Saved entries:
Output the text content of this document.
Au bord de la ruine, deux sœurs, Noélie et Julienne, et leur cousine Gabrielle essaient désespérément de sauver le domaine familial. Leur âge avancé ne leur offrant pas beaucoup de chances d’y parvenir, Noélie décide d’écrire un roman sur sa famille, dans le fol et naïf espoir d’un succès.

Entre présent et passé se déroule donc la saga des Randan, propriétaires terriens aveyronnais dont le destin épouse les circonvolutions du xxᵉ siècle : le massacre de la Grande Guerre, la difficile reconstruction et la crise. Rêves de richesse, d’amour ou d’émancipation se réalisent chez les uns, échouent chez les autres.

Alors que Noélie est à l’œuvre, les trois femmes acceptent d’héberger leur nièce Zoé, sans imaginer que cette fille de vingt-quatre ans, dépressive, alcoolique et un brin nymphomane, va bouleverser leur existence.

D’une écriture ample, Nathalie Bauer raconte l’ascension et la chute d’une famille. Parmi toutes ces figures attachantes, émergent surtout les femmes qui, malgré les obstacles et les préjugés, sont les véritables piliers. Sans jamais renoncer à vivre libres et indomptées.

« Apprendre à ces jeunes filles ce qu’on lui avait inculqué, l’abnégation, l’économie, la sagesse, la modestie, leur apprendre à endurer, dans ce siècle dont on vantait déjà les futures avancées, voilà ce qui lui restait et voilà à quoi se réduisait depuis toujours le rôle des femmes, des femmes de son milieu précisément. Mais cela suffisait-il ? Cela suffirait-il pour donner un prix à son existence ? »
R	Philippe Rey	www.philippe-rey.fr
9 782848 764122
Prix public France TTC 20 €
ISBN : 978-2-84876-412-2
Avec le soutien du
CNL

* * *

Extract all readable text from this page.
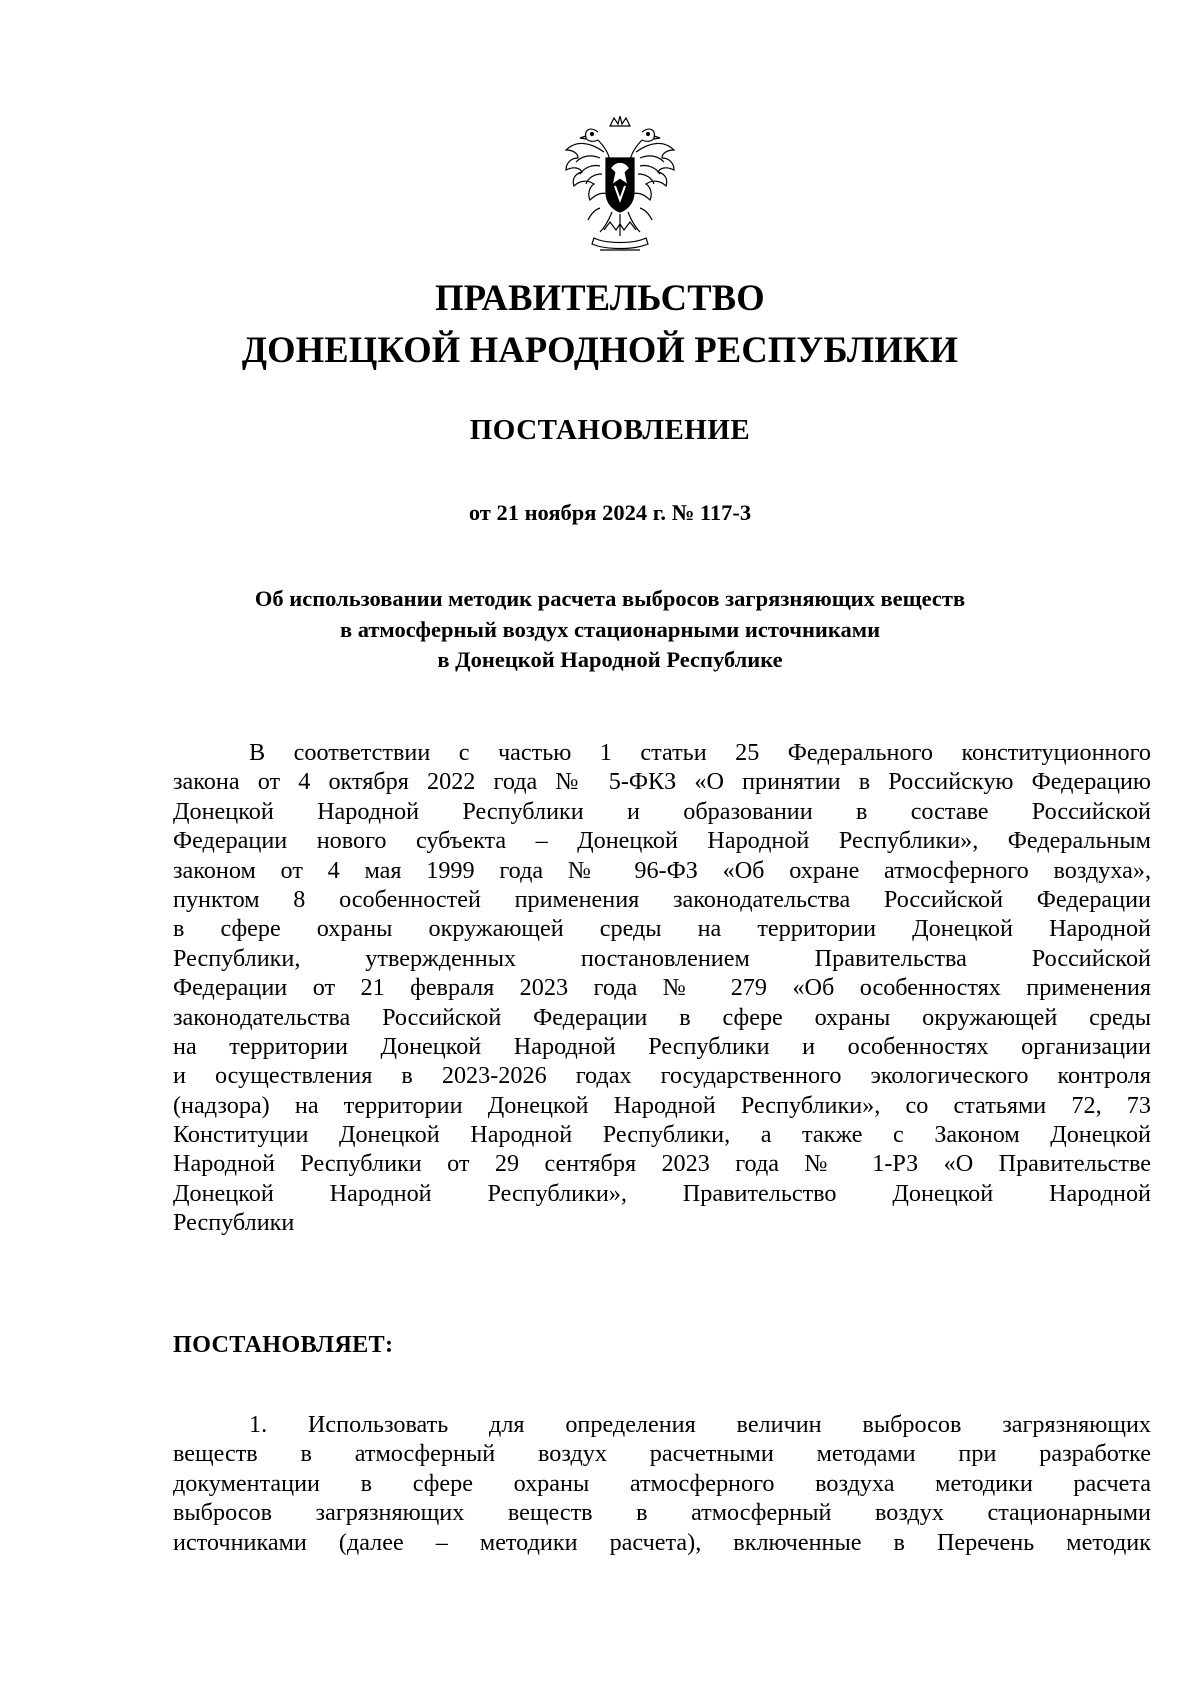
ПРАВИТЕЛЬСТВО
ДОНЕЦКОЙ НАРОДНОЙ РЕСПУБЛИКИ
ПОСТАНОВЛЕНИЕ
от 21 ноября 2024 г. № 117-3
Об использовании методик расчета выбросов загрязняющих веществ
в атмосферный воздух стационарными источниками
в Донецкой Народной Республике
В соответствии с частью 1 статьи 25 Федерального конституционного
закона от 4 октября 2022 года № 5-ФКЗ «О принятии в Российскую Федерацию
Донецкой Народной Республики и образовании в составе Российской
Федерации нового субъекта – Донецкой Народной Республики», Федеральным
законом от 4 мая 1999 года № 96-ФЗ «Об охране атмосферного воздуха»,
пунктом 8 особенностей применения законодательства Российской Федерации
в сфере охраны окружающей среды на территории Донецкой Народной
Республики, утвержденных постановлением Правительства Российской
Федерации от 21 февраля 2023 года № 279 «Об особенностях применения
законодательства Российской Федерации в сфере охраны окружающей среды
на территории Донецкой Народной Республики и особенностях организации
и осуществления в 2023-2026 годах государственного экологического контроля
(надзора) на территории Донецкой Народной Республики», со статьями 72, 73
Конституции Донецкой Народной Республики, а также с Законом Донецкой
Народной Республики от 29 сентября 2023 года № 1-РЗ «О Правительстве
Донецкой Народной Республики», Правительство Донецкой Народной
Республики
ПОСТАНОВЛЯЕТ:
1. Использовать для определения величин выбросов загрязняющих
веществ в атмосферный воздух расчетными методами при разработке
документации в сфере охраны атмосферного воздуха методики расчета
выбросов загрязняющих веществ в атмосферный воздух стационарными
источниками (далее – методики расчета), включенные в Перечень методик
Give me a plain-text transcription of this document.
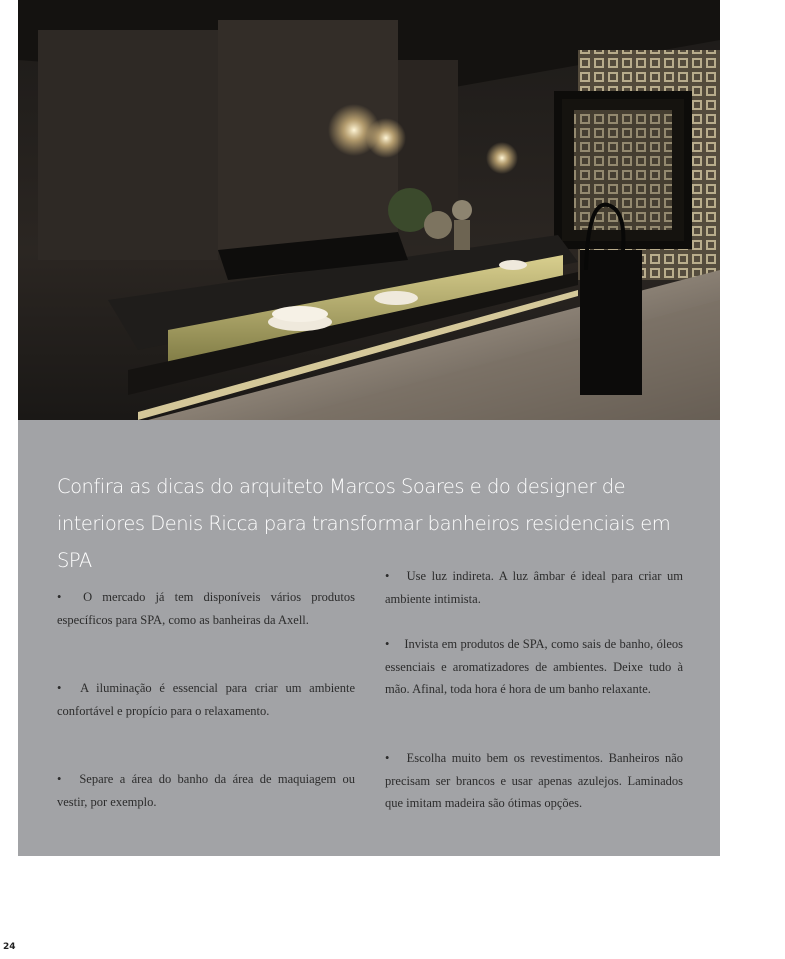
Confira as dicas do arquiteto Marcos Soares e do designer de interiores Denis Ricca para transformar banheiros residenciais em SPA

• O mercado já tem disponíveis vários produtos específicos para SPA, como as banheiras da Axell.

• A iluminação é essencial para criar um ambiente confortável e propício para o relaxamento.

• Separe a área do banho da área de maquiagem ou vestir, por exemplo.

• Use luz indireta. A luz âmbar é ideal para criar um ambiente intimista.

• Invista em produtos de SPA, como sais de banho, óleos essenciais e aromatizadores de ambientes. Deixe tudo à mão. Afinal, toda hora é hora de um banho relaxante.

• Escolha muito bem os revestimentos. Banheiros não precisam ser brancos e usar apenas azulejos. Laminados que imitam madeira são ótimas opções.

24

=== GOAL ===
Identify the lines of the entries containing the string "расчета". Copy each such line.

=== TASK RESULT ===
Об использовании методик расчета выбросов загрязняющих веществ
документации в сфере охраны атмосферного воздуха методики расчета
источниками (далее – методики расчета), включенные в Перечень методик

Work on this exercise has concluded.